*PROBLEM TO SOLVE*
Reproduce verbatim only the lines from the one containing "Parse this screenshot: output" through the last line below, both included.

*TASK INPUT*
* * *

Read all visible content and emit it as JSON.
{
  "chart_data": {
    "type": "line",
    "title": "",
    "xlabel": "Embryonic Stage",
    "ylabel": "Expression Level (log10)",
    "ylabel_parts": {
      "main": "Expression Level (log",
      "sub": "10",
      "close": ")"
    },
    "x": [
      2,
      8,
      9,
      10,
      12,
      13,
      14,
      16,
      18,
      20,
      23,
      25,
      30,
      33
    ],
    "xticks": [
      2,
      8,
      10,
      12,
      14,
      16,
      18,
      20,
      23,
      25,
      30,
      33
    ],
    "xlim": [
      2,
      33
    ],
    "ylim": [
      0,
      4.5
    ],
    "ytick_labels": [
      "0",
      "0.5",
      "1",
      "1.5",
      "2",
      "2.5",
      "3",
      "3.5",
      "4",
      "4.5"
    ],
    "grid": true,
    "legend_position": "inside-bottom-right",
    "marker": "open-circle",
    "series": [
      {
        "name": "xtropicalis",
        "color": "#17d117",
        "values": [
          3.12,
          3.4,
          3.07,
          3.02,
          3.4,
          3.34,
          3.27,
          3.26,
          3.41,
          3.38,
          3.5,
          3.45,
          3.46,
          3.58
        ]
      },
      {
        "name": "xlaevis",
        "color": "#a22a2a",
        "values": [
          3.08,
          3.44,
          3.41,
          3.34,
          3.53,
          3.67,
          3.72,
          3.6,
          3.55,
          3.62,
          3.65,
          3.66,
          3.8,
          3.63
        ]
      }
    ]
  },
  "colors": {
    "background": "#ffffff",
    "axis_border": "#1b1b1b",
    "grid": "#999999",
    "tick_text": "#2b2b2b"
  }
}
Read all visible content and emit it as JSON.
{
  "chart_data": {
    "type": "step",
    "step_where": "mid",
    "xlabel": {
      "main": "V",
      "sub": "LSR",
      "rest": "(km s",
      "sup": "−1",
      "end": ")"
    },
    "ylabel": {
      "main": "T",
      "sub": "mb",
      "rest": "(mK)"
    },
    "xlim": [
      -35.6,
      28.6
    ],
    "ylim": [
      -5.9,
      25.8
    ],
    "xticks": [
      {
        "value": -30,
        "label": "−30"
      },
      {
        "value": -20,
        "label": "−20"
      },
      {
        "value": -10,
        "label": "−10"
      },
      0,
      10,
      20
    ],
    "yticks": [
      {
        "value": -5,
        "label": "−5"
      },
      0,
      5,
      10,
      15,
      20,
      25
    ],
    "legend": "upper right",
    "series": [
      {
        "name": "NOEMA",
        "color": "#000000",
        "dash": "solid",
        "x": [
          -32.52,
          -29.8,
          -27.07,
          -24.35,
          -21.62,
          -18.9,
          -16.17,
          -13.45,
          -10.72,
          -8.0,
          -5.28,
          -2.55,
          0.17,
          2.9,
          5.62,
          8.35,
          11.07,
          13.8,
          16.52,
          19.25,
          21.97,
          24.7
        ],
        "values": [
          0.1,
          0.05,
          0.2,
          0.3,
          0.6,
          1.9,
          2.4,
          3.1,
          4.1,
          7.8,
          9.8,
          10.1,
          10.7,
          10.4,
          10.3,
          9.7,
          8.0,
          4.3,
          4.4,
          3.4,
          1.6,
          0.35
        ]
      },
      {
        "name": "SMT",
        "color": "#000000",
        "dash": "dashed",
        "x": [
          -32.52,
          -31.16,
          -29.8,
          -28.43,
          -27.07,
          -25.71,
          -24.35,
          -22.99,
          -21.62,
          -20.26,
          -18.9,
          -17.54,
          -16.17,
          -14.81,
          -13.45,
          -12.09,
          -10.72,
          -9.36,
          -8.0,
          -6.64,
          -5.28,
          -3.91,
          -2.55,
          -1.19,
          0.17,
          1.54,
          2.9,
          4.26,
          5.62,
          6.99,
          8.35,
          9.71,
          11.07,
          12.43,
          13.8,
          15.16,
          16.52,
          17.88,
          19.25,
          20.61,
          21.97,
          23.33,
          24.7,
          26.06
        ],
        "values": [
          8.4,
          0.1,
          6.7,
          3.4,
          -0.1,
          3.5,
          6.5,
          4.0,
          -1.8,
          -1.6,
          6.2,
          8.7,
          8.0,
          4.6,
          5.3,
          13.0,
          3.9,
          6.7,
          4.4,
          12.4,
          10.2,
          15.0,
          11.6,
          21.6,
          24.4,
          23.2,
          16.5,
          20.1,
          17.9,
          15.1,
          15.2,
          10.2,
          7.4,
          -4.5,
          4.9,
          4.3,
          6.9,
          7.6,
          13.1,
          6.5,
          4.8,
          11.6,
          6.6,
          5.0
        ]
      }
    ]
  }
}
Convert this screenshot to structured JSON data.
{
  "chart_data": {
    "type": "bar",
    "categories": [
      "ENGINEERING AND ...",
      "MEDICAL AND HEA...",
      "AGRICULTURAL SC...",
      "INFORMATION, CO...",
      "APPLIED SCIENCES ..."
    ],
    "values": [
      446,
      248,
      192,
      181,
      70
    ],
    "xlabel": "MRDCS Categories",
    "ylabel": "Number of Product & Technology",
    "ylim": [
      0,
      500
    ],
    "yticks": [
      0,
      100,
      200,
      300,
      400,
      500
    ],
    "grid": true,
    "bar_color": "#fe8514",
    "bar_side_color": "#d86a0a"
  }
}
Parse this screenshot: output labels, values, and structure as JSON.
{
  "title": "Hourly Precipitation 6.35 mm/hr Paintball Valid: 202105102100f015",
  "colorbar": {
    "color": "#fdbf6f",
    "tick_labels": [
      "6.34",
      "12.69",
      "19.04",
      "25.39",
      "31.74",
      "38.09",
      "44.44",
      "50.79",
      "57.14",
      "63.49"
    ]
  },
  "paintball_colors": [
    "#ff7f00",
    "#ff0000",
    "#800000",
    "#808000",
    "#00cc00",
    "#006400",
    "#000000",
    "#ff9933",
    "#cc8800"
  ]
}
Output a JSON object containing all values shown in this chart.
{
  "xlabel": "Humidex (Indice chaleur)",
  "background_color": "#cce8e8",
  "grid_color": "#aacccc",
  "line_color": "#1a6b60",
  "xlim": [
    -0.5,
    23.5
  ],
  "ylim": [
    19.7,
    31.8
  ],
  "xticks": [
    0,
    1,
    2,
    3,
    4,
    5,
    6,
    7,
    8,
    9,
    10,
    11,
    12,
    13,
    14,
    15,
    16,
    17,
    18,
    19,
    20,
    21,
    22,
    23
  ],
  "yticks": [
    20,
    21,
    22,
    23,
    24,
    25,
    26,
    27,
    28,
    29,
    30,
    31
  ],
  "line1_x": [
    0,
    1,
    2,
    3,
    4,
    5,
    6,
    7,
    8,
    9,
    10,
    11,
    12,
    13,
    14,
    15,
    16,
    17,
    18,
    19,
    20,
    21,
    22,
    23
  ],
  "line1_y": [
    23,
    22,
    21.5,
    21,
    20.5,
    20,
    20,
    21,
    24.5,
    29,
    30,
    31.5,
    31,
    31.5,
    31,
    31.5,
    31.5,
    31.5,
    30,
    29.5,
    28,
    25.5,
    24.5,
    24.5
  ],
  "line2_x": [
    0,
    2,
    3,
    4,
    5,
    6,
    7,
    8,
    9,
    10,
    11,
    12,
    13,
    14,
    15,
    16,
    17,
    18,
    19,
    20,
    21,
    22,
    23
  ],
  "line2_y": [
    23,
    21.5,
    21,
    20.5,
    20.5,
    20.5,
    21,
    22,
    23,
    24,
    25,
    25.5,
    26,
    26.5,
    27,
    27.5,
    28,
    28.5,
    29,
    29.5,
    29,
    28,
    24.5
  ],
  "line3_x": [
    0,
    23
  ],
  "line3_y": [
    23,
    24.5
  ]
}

* * *

*FINAL RESULT*
Parse this screenshot: output labels, values, and structure as JSON.
{
  "title": "Hourly Precipitation 6.35 mm/hr Paintball Valid: 202105102100f015",
  "colorbar": {
    "color": "#fdbf6f",
    "tick_labels": [
      "6.34",
      "12.69",
      "19.04",
      "25.39",
      "31.74",
      "38.09",
      "44.44",
      "50.79",
      "57.14",
      "63.49"
    ]
  },
  "paintball_colors": [
    "#ff7f00",
    "#ff0000",
    "#800000",
    "#808000",
    "#00cc00",
    "#006400",
    "#000000",
    "#ff9933",
    "#cc8800"
  ]
}
Output a JSON object containing all values shown in this chart.
{
  "xlabel": "Humidex (Indice chaleur)",
  "background_color": "#cce8e8",
  "grid_color": "#aacccc",
  "line_color": "#1a6b60",
  "xlim": [
    -0.5,
    23.5
  ],
  "ylim": [
    19.7,
    31.8
  ],
  "xticks": [
    0,
    1,
    2,
    3,
    4,
    5,
    6,
    7,
    8,
    9,
    10,
    11,
    12,
    13,
    14,
    15,
    16,
    17,
    18,
    19,
    20,
    21,
    22,
    23
  ],
  "yticks": [
    20,
    21,
    22,
    23,
    24,
    25,
    26,
    27,
    28,
    29,
    30,
    31
  ],
  "line1_x": [
    0,
    1,
    2,
    3,
    4,
    5,
    6,
    7,
    8,
    9,
    10,
    11,
    12,
    13,
    14,
    15,
    16,
    17,
    18,
    19,
    20,
    21,
    22,
    23
  ],
  "line1_y": [
    23,
    22,
    21.5,
    21,
    20.5,
    20,
    20,
    21,
    24.5,
    29,
    30,
    31.5,
    31,
    31.5,
    31,
    31.5,
    31.5,
    31.5,
    30,
    29.5,
    28,
    25.5,
    24.5,
    24.5
  ],
  "line2_x": [
    0,
    2,
    3,
    4,
    5,
    6,
    7,
    8,
    9,
    10,
    11,
    12,
    13,
    14,
    15,
    16,
    17,
    18,
    19,
    20,
    21,
    22,
    23
  ],
  "line2_y": [
    23,
    21.5,
    21,
    20.5,
    20.5,
    20.5,
    21,
    22,
    23,
    24,
    25,
    25.5,
    26,
    26.5,
    27,
    27.5,
    28,
    28.5,
    29,
    29.5,
    29,
    28,
    24.5
  ],
  "line3_x": [
    0,
    23
  ],
  "line3_y": [
    23,
    24.5
  ]
}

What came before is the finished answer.